■ WHAT TO PRODUCE:
How many lines in the entries below contain the string "published"? Reply with the number alone.

— start PROVIDED RECORDS —

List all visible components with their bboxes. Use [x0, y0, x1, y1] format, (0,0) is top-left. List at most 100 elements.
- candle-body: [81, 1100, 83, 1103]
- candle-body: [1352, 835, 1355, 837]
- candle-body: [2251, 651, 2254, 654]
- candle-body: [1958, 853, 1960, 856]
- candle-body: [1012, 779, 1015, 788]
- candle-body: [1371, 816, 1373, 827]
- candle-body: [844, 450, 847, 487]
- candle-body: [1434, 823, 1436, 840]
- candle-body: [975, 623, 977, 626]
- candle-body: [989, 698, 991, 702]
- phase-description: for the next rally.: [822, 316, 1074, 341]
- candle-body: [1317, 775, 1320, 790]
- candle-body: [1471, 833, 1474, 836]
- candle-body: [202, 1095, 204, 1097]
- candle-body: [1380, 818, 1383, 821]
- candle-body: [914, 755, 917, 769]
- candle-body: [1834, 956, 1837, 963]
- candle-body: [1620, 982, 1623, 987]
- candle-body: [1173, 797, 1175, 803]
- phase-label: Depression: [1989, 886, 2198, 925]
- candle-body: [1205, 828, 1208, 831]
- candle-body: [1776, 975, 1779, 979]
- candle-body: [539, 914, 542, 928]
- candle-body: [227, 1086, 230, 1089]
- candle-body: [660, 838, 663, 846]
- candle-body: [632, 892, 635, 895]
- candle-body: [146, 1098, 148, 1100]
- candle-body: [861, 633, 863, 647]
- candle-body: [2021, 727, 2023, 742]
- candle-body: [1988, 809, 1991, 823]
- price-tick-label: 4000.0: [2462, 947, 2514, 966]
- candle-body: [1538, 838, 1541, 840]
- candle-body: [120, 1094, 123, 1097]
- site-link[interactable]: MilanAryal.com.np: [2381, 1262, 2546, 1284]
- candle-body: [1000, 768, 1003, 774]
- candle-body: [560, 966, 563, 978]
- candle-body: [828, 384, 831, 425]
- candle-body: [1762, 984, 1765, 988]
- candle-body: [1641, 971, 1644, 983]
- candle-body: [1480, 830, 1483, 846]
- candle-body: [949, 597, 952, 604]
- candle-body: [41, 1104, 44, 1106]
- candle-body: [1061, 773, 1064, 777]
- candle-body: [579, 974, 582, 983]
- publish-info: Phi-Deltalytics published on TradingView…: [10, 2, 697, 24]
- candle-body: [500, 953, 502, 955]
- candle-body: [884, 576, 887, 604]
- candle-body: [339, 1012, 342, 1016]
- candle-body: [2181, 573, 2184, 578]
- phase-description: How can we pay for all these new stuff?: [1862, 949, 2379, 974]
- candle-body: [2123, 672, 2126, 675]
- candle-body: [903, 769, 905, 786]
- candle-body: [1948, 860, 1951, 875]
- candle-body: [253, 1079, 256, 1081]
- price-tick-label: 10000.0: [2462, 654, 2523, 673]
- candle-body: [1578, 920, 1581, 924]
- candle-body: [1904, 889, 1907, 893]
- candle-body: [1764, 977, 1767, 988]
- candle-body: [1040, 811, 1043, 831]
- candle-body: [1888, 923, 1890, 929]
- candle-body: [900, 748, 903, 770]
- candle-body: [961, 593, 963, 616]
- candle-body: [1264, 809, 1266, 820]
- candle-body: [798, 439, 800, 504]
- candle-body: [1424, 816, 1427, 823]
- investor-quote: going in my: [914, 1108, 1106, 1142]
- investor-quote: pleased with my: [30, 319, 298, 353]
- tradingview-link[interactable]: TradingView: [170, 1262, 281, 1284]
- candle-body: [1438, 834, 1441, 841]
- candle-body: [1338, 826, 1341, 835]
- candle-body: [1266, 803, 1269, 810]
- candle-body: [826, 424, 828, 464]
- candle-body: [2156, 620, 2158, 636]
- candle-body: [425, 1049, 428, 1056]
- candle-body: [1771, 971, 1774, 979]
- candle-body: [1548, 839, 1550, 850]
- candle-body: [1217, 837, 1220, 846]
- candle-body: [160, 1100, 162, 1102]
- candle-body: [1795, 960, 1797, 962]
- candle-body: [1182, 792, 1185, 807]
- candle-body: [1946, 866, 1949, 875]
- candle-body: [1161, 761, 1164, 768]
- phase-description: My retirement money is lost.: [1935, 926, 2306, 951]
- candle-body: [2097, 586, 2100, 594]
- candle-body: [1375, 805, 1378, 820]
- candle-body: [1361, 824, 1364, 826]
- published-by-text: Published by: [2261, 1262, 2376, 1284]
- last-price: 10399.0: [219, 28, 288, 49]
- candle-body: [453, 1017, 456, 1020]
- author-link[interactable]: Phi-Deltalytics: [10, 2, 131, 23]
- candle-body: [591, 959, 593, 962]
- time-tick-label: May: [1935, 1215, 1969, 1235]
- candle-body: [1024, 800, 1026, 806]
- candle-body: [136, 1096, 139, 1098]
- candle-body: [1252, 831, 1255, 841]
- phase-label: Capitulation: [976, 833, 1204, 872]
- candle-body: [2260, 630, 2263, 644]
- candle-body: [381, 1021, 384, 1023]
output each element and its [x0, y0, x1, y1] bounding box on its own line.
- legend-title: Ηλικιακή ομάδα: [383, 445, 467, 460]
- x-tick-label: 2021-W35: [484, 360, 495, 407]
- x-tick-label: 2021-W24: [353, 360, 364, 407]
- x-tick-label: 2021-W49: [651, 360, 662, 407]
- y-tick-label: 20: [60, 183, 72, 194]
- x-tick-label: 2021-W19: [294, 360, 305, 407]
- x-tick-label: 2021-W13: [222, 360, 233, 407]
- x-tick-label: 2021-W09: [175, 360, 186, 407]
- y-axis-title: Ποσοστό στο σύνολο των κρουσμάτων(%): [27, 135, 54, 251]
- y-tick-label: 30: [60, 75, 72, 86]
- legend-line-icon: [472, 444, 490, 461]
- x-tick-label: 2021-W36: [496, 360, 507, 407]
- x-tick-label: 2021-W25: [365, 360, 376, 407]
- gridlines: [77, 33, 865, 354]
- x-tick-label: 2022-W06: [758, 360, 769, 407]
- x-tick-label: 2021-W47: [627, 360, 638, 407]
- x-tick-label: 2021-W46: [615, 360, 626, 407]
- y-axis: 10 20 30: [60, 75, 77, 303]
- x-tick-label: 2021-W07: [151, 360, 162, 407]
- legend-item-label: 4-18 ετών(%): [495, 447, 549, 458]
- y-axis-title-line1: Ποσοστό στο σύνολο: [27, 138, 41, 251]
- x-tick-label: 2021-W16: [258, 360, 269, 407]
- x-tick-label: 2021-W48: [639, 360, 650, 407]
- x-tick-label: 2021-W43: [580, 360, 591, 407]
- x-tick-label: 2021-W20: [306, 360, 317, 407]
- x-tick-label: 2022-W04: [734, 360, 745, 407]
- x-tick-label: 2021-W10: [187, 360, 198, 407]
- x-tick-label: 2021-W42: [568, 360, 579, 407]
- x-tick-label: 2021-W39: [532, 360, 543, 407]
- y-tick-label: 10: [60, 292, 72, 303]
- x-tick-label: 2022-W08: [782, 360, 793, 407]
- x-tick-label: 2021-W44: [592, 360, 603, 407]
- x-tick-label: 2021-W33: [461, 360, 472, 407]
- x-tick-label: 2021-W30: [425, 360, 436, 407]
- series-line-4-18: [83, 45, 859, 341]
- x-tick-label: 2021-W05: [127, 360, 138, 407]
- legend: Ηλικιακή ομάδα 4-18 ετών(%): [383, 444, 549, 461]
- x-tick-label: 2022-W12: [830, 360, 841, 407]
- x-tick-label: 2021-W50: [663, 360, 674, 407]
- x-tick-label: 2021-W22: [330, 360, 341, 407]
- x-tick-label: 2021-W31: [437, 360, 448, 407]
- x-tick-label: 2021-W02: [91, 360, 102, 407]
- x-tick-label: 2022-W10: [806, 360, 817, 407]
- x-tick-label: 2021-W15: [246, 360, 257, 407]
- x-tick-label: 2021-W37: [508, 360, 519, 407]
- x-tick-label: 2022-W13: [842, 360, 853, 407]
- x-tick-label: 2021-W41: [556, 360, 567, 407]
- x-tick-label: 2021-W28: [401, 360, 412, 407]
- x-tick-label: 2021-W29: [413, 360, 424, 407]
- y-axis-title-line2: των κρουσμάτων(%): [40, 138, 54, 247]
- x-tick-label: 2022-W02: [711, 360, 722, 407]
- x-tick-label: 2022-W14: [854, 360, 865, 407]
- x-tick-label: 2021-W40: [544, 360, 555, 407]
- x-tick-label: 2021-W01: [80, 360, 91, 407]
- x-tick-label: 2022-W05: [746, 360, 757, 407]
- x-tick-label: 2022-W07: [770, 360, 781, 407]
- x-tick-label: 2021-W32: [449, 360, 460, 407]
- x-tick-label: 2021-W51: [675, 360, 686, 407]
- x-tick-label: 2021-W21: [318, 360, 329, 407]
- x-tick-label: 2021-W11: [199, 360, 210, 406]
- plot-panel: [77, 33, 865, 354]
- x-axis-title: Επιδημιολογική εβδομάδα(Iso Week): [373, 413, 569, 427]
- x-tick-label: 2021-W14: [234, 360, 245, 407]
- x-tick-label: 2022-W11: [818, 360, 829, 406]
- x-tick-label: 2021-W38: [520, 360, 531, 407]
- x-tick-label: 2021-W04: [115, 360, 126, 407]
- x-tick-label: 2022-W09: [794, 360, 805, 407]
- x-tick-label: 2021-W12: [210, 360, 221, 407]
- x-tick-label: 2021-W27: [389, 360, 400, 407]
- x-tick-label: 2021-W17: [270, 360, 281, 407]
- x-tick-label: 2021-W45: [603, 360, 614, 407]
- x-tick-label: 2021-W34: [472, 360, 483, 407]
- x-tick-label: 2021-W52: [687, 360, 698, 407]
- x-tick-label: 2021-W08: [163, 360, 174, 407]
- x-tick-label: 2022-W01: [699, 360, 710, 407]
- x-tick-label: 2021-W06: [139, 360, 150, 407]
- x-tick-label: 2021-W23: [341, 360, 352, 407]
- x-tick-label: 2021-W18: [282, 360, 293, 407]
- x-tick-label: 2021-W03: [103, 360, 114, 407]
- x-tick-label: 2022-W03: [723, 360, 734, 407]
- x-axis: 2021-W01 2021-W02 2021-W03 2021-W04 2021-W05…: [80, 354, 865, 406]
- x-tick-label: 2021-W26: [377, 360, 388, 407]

— end PROVIDED RECORDS —

■ EXERCISE RESPONSE:
2